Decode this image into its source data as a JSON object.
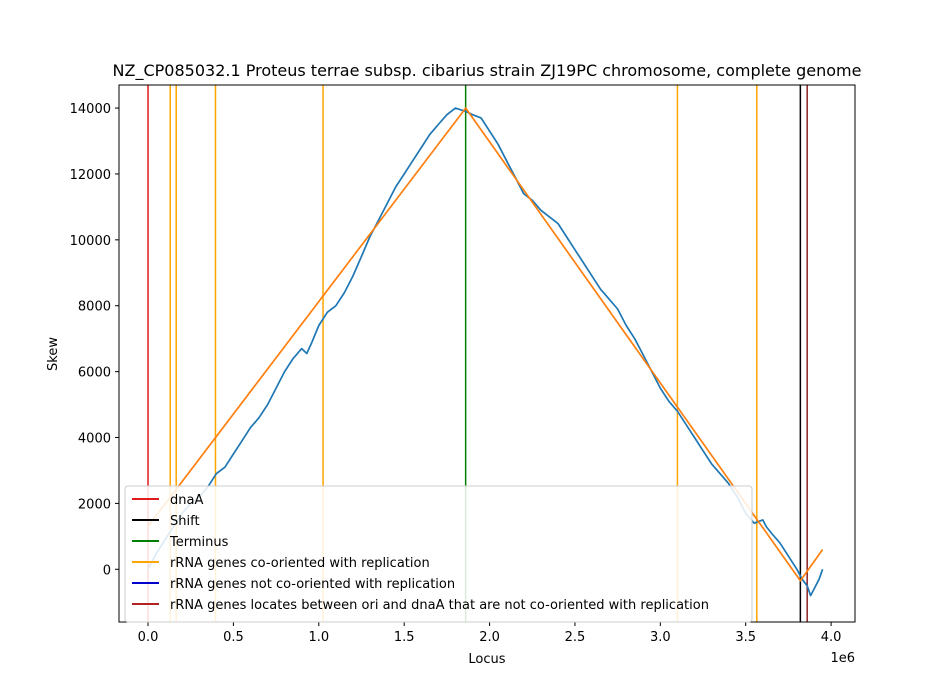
{
  "chart_data": {
    "type": "line",
    "title": "NZ_CP085032.1 Proteus terrae subsp. cibarius strain ZJ19PC chromosome, complete genome",
    "xlabel": "Locus",
    "ylabel": "Skew",
    "x_offset_label": "1e6",
    "xlim": [
      -0.17,
      4.14
    ],
    "ylim": [
      -1600,
      14700
    ],
    "x_scale": 1000000,
    "xticks": [
      0.0,
      0.5,
      1.0,
      1.5,
      2.0,
      2.5,
      3.0,
      3.5,
      4.0
    ],
    "xtick_labels": [
      "0.0",
      "0.5",
      "1.0",
      "1.5",
      "2.0",
      "2.5",
      "3.0",
      "3.5",
      "4.0"
    ],
    "yticks": [
      0,
      2000,
      4000,
      6000,
      8000,
      10000,
      12000,
      14000
    ],
    "ytick_labels": [
      "0",
      "2000",
      "4000",
      "6000",
      "8000",
      "10000",
      "12000",
      "14000"
    ],
    "grid": false,
    "legend_position": "lower-left",
    "series": [
      {
        "color": "#1f77b4",
        "x": [
          0.0,
          0.05,
          0.1,
          0.15,
          0.2,
          0.25,
          0.3,
          0.35,
          0.4,
          0.45,
          0.5,
          0.55,
          0.6,
          0.65,
          0.7,
          0.75,
          0.8,
          0.85,
          0.9,
          0.93,
          0.96,
          1.0,
          1.05,
          1.1,
          1.15,
          1.2,
          1.25,
          1.3,
          1.35,
          1.4,
          1.45,
          1.5,
          1.55,
          1.6,
          1.65,
          1.7,
          1.75,
          1.8,
          1.86,
          1.9,
          1.95,
          2.0,
          2.05,
          2.1,
          2.15,
          2.2,
          2.25,
          2.3,
          2.35,
          2.4,
          2.45,
          2.5,
          2.55,
          2.6,
          2.65,
          2.7,
          2.75,
          2.8,
          2.85,
          2.9,
          2.95,
          3.0,
          3.05,
          3.1,
          3.15,
          3.2,
          3.25,
          3.3,
          3.35,
          3.4,
          3.45,
          3.5,
          3.55,
          3.6,
          3.62,
          3.65,
          3.7,
          3.75,
          3.8,
          3.83,
          3.86,
          3.88,
          3.9,
          3.93,
          3.95
        ],
        "y": [
          0,
          500,
          900,
          1300,
          1700,
          2000,
          2200,
          2500,
          2900,
          3100,
          3500,
          3900,
          4300,
          4600,
          5000,
          5500,
          6000,
          6400,
          6700,
          6550,
          6900,
          7400,
          7800,
          8000,
          8400,
          8900,
          9500,
          10100,
          10600,
          11100,
          11600,
          12000,
          12400,
          12800,
          13200,
          13500,
          13800,
          14000,
          13900,
          13800,
          13700,
          13300,
          12900,
          12400,
          11900,
          11400,
          11200,
          10900,
          10700,
          10500,
          10100,
          9700,
          9300,
          8900,
          8500,
          8200,
          7900,
          7400,
          7000,
          6500,
          6000,
          5500,
          5100,
          4800,
          4400,
          4000,
          3600,
          3200,
          2900,
          2600,
          2200,
          1700,
          1400,
          1500,
          1300,
          1100,
          800,
          400,
          0,
          -300,
          -500,
          -800,
          -600,
          -300,
          0
        ]
      },
      {
        "color": "#ff7f0e",
        "x": [
          0.0,
          1.86,
          3.82,
          3.95
        ],
        "y": [
          1300,
          14000,
          -350,
          600
        ]
      }
    ],
    "vlines": [
      {
        "x": 0.0,
        "color": "#e31a1c"
      },
      {
        "x": 0.13,
        "color": "#ffa500"
      },
      {
        "x": 0.165,
        "color": "#ffa500"
      },
      {
        "x": 0.395,
        "color": "#ffa500"
      },
      {
        "x": 1.025,
        "color": "#ffa500"
      },
      {
        "x": 3.1,
        "color": "#ffa500"
      },
      {
        "x": 3.565,
        "color": "#ffa500"
      },
      {
        "x": 3.82,
        "color": "#000000"
      },
      {
        "x": 3.86,
        "color": "#8b2323"
      },
      {
        "x": 1.86,
        "color": "#008000"
      }
    ],
    "legend": [
      {
        "label": "dnaA",
        "color": "#e31a1c"
      },
      {
        "label": "Shift",
        "color": "#000000"
      },
      {
        "label": "Terminus",
        "color": "#008000"
      },
      {
        "label": "rRNA genes co-oriented with replication",
        "color": "#ffa500"
      },
      {
        "label": "rRNA genes not co-oriented with replication",
        "color": "#0000cd"
      },
      {
        "label": "rRNA genes locates between ori and dnaA that are not co-oriented with replication",
        "color": "#b22222"
      }
    ]
  }
}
------------------------------------------------------------
> **What to produce**
Print the listing exactly, minus its pictures.

> **Reply**
Decode this image into its source data as a JSON object.
{
  "chart_data": {
    "type": "line",
    "title": "NZ_CP085032.1 Proteus terrae subsp. cibarius strain ZJ19PC chromosome, complete genome",
    "xlabel": "Locus",
    "ylabel": "Skew",
    "x_offset_label": "1e6",
    "xlim": [
      -0.17,
      4.14
    ],
    "ylim": [
      -1600,
      14700
    ],
    "x_scale": 1000000,
    "xticks": [
      0.0,
      0.5,
      1.0,
      1.5,
      2.0,
      2.5,
      3.0,
      3.5,
      4.0
    ],
    "xtick_labels": [
      "0.0",
      "0.5",
      "1.0",
      "1.5",
      "2.0",
      "2.5",
      "3.0",
      "3.5",
      "4.0"
    ],
    "yticks": [
      0,
      2000,
      4000,
      6000,
      8000,
      10000,
      12000,
      14000
    ],
    "ytick_labels": [
      "0",
      "2000",
      "4000",
      "6000",
      "8000",
      "10000",
      "12000",
      "14000"
    ],
    "grid": false,
    "legend_position": "lower-left",
    "series": [
      {
        "color": "#1f77b4",
        "x": [
          0.0,
          0.05,
          0.1,
          0.15,
          0.2,
          0.25,
          0.3,
          0.35,
          0.4,
          0.45,
          0.5,
          0.55,
          0.6,
          0.65,
          0.7,
          0.75,
          0.8,
          0.85,
          0.9,
          0.93,
          0.96,
          1.0,
          1.05,
          1.1,
          1.15,
          1.2,
          1.25,
          1.3,
          1.35,
          1.4,
          1.45,
          1.5,
          1.55,
          1.6,
          1.65,
          1.7,
          1.75,
          1.8,
          1.86,
          1.9,
          1.95,
          2.0,
          2.05,
          2.1,
          2.15,
          2.2,
          2.25,
          2.3,
          2.35,
          2.4,
          2.45,
          2.5,
          2.55,
          2.6,
          2.65,
          2.7,
          2.75,
          2.8,
          2.85,
          2.9,
          2.95,
          3.0,
          3.05,
          3.1,
          3.15,
          3.2,
          3.25,
          3.3,
          3.35,
          3.4,
          3.45,
          3.5,
          3.55,
          3.6,
          3.62,
          3.65,
          3.7,
          3.75,
          3.8,
          3.83,
          3.86,
          3.88,
          3.9,
          3.93,
          3.95
        ],
        "y": [
          0,
          500,
          900,
          1300,
          1700,
          2000,
          2200,
          2500,
          2900,
          3100,
          3500,
          3900,
          4300,
          4600,
          5000,
          5500,
          6000,
          6400,
          6700,
          6550,
          6900,
          7400,
          7800,
          8000,
          8400,
          8900,
          9500,
          10100,
          10600,
          11100,
          11600,
          12000,
          12400,
          12800,
          13200,
          13500,
          13800,
          14000,
          13900,
          13800,
          13700,
          13300,
          12900,
          12400,
          11900,
          11400,
          11200,
          10900,
          10700,
          10500,
          10100,
          9700,
          9300,
          8900,
          8500,
          8200,
          7900,
          7400,
          7000,
          6500,
          6000,
          5500,
          5100,
          4800,
          4400,
          4000,
          3600,
          3200,
          2900,
          2600,
          2200,
          1700,
          1400,
          1500,
          1300,
          1100,
          800,
          400,
          0,
          -300,
          -500,
          -800,
          -600,
          -300,
          0
        ]
      },
      {
        "color": "#ff7f0e",
        "x": [
          0.0,
          1.86,
          3.82,
          3.95
        ],
        "y": [
          1300,
          14000,
          -350,
          600
        ]
      }
    ],
    "vlines": [
      {
        "x": 0.0,
        "color": "#e31a1c"
      },
      {
        "x": 0.13,
        "color": "#ffa500"
      },
      {
        "x": 0.165,
        "color": "#ffa500"
      },
      {
        "x": 0.395,
        "color": "#ffa500"
      },
      {
        "x": 1.025,
        "color": "#ffa500"
      },
      {
        "x": 3.1,
        "color": "#ffa500"
      },
      {
        "x": 3.565,
        "color": "#ffa500"
      },
      {
        "x": 3.82,
        "color": "#000000"
      },
      {
        "x": 3.86,
        "color": "#8b2323"
      },
      {
        "x": 1.86,
        "color": "#008000"
      }
    ],
    "legend": [
      {
        "label": "dnaA",
        "color": "#e31a1c"
      },
      {
        "label": "Shift",
        "color": "#000000"
      },
      {
        "label": "Terminus",
        "color": "#008000"
      },
      {
        "label": "rRNA genes co-oriented with replication",
        "color": "#ffa500"
      },
      {
        "label": "rRNA genes not co-oriented with replication",
        "color": "#0000cd"
      },
      {
        "label": "rRNA genes locates between ori and dnaA that are not co-oriented with replication",
        "color": "#b22222"
      }
    ]
  }
}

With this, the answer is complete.